◆ **MATERIAL FOR THIS EXERCISE**:
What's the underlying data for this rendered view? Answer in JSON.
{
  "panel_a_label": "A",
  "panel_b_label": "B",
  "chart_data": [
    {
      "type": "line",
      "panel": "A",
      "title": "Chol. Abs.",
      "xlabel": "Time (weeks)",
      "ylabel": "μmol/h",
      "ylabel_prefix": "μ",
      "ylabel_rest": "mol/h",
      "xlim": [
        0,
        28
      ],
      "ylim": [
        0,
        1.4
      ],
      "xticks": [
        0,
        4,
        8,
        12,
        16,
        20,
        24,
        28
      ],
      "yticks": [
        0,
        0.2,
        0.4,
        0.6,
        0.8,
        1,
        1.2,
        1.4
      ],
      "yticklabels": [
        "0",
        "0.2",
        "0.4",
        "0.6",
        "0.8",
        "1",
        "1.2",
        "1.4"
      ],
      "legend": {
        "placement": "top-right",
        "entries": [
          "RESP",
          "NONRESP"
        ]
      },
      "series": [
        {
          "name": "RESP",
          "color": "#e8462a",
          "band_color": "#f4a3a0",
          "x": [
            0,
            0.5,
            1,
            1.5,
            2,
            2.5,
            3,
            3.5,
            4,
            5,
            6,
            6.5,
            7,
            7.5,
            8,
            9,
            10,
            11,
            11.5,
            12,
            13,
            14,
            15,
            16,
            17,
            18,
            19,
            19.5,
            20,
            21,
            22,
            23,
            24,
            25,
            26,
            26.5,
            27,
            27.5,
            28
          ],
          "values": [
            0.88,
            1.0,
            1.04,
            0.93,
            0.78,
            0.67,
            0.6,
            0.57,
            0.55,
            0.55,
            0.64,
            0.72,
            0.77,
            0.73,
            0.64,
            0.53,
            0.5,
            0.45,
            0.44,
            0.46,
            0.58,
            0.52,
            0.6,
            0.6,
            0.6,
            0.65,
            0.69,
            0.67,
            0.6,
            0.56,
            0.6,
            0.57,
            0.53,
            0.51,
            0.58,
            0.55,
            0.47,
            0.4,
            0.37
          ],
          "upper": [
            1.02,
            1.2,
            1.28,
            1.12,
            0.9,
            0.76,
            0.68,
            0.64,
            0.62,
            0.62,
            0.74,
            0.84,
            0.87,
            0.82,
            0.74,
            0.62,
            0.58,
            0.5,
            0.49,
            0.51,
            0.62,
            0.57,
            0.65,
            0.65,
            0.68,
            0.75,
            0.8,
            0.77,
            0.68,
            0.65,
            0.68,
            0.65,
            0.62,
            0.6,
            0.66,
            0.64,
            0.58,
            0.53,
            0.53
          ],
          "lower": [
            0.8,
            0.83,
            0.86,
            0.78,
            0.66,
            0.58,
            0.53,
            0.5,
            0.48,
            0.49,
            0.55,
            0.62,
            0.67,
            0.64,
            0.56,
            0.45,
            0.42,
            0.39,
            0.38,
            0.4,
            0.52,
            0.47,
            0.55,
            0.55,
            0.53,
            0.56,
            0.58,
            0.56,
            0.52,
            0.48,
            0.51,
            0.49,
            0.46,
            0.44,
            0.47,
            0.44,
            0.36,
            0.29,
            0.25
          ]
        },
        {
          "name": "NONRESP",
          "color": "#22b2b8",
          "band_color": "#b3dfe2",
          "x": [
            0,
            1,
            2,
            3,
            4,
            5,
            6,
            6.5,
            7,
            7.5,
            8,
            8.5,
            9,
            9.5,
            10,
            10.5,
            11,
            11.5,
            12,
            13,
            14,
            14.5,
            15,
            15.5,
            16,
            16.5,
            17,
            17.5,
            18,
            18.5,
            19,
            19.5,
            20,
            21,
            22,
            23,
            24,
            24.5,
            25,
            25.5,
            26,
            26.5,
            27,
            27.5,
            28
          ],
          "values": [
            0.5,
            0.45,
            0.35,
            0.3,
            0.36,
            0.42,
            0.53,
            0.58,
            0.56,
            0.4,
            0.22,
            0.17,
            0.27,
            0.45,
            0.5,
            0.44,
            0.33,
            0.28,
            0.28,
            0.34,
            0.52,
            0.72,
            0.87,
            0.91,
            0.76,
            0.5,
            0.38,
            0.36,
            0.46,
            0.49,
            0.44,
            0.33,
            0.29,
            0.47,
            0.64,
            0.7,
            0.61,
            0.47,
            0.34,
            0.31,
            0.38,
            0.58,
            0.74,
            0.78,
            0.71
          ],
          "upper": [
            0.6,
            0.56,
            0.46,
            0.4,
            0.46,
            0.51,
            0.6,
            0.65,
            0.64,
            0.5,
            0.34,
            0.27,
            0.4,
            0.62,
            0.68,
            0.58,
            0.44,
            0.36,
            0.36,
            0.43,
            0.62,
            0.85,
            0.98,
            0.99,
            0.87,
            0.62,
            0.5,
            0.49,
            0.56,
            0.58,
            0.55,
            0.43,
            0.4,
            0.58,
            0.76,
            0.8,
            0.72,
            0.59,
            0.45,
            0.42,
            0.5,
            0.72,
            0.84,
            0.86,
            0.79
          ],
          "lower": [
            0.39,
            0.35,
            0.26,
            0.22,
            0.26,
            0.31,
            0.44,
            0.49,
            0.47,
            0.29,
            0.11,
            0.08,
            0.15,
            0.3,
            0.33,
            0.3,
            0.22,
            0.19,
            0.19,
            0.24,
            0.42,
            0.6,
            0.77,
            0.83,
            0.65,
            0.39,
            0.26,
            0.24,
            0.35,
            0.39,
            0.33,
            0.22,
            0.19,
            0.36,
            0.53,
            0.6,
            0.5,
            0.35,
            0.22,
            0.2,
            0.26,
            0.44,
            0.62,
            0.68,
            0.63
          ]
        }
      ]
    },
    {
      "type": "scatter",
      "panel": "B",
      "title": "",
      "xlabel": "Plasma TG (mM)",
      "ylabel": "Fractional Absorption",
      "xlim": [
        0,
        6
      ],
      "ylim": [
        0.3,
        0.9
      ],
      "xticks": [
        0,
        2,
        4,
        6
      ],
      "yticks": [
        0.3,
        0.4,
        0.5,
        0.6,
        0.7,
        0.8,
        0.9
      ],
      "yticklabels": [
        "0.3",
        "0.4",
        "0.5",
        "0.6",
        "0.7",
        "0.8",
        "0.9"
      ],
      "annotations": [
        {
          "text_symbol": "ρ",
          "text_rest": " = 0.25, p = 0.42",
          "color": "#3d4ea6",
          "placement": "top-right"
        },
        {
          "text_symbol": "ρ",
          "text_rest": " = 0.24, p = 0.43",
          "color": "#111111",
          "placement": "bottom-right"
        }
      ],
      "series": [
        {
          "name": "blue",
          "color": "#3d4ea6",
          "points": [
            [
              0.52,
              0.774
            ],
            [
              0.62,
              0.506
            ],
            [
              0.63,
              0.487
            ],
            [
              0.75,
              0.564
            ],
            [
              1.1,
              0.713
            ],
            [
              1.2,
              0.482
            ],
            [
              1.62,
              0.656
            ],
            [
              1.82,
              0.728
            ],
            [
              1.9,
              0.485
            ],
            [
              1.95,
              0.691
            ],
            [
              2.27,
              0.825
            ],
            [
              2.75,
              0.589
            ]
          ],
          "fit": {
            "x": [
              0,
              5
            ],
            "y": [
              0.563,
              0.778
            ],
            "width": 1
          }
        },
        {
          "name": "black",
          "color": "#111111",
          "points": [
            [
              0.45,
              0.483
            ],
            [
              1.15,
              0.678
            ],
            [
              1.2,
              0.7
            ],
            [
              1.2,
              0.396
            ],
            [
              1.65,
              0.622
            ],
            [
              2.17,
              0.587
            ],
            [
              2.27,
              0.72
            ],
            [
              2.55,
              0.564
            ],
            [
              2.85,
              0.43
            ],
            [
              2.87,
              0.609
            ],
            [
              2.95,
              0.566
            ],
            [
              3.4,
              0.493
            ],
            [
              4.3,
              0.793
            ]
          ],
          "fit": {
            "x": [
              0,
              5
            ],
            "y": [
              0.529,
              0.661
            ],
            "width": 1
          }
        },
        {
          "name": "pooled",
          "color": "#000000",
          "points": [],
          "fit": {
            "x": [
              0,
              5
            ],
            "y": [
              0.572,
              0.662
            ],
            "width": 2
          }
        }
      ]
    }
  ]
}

◆ **TASK GOAL**:
From the material above, gather all lines that include the string "name" and copy them.

◆ **RESULT FOR THIS TASK**:
          "name": "RESP",
          "name": "NONRESP",
          "name": "blue",
          "name": "black",
          "name": "pooled",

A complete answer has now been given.